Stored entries

-*-

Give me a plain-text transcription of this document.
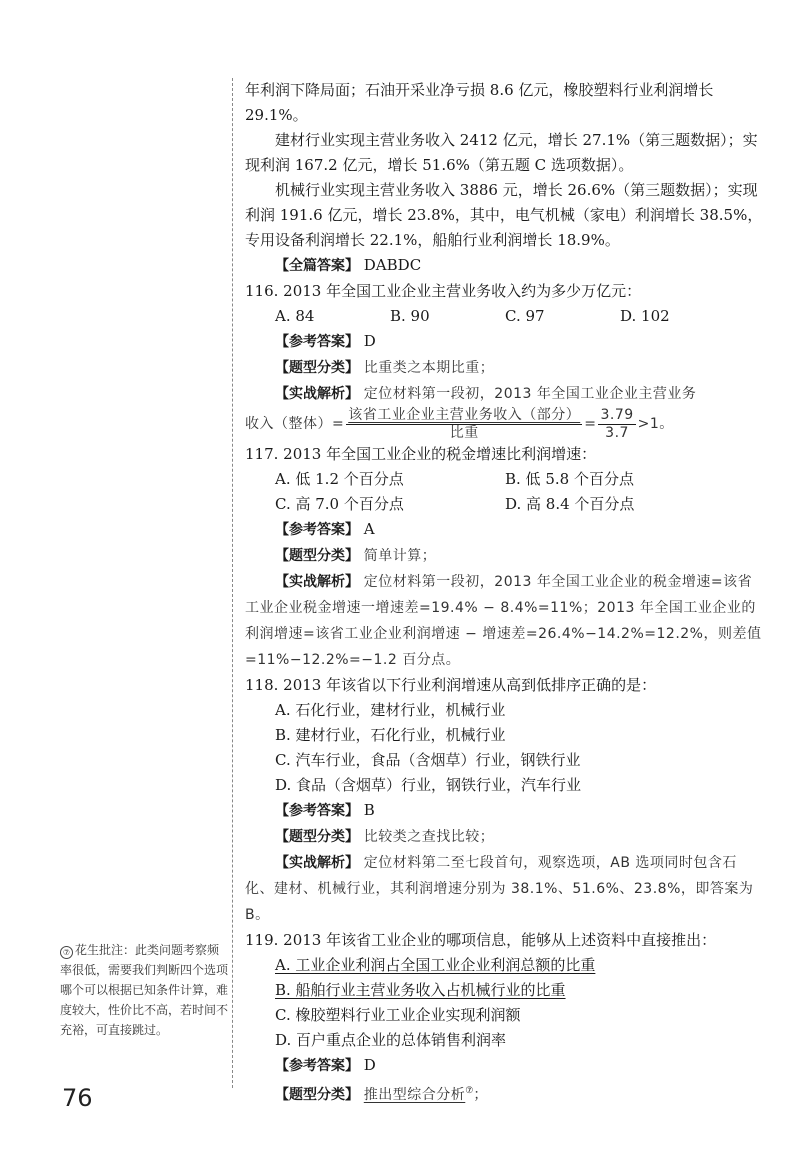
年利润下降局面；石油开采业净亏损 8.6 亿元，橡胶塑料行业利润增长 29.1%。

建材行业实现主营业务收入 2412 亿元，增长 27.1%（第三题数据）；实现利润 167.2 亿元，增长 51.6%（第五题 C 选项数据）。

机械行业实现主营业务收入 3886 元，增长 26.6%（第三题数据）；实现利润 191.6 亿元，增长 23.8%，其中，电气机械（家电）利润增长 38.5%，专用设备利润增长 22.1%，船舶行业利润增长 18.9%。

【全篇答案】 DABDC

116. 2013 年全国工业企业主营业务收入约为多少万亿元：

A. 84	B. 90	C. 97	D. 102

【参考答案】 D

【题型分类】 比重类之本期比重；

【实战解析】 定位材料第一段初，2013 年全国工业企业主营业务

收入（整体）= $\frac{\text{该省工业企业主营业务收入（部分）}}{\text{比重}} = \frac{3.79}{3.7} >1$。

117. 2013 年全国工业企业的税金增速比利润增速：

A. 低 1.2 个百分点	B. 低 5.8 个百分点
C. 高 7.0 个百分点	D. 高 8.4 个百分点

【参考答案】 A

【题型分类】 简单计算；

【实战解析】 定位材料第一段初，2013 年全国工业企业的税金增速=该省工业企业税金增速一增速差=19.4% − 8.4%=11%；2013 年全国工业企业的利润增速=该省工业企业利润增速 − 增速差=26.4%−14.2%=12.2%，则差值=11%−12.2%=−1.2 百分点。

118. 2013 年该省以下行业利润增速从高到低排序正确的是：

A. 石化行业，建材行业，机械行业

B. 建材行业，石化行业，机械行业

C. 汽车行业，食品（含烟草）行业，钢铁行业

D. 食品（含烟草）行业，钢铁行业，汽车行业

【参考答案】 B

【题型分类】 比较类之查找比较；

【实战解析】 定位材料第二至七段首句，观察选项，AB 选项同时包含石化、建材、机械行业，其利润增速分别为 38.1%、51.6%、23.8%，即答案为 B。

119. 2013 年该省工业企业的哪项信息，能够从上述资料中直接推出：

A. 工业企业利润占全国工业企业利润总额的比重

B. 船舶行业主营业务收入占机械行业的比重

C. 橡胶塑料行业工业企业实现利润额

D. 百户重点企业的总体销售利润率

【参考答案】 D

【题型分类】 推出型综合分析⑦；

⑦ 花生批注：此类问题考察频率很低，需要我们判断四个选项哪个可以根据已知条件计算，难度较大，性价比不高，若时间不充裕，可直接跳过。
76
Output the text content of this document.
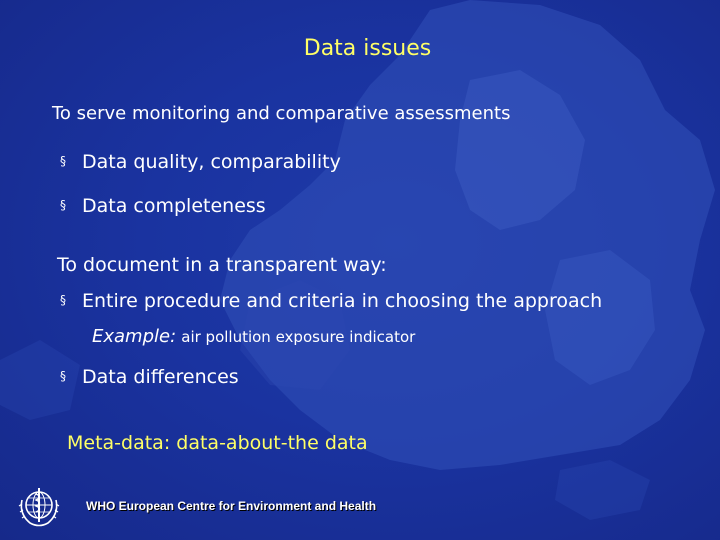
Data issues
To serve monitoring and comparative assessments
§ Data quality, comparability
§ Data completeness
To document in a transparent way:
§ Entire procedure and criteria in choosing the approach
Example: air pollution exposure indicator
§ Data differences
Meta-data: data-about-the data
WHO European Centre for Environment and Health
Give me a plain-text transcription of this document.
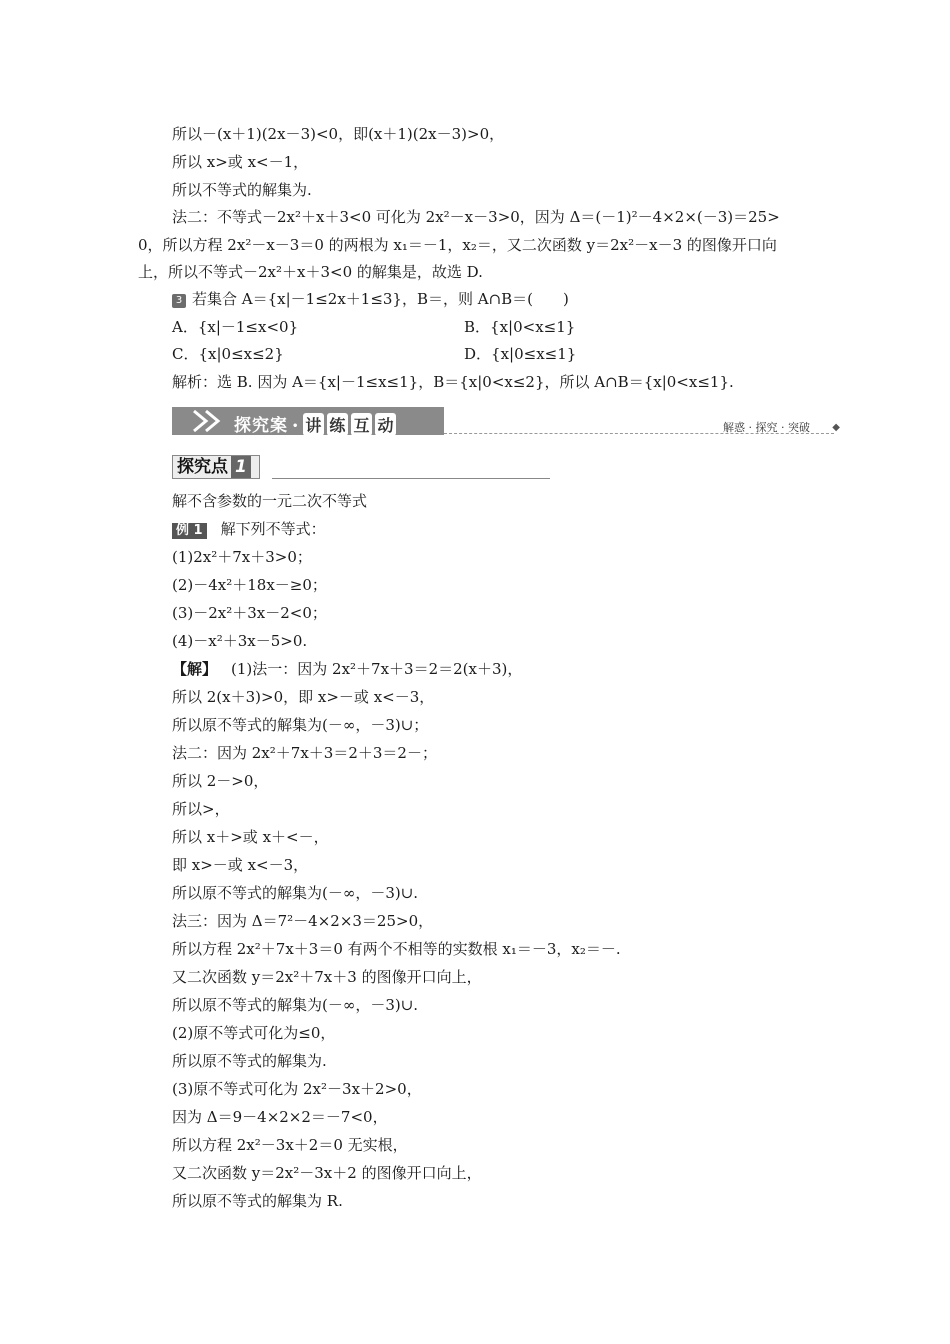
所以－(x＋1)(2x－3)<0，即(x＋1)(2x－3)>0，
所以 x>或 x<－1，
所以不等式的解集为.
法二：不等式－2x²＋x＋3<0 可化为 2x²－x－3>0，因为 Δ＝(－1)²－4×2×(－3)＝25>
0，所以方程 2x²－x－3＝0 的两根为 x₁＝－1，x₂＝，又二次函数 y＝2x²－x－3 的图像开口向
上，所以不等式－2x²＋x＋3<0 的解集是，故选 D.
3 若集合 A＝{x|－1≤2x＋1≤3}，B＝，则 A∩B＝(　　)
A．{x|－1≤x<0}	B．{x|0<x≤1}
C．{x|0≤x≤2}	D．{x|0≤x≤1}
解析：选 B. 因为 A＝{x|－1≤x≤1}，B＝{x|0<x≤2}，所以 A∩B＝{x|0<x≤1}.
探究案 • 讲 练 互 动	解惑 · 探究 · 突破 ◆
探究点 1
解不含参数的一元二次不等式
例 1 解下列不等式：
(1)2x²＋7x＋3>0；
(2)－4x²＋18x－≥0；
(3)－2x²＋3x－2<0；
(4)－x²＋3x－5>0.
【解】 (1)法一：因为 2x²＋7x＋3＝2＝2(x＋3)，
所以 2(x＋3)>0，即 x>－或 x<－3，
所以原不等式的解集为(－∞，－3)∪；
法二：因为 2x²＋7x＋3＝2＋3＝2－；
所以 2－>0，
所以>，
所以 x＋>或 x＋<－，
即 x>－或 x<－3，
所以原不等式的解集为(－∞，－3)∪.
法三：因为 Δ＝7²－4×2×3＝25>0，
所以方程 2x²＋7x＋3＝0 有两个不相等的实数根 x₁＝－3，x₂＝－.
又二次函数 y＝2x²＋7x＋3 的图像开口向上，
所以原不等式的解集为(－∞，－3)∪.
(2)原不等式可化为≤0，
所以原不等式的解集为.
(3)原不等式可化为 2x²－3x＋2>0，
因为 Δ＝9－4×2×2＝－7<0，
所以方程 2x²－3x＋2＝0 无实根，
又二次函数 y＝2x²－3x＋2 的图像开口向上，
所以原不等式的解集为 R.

-*-

§ WHAT IS NEEDED: From the entries above, copy every line where the word "实战解析" shows up.

§ TASK SOLUTION:
【实战解析】 定位材料第一段初，2013 年全国工业企业主营业务
【实战解析】 定位材料第一段初，2013 年全国工业企业的税金增速=该省工业企业税金增速一增速差=19.4% − 8.4%=11%；2013 年全国工业企业的利润增速=该省工业企业利润增速 − 增速差=26.4%−14.2%=12.2%，则差值=11%−12.2%=−1.2 百分点。
【实战解析】 定位材料第二至七段首句，观察选项，AB 选项同时包含石化、建材、机械行业，其利润增速分别为 38.1%、51.6%、23.8%，即答案为 B。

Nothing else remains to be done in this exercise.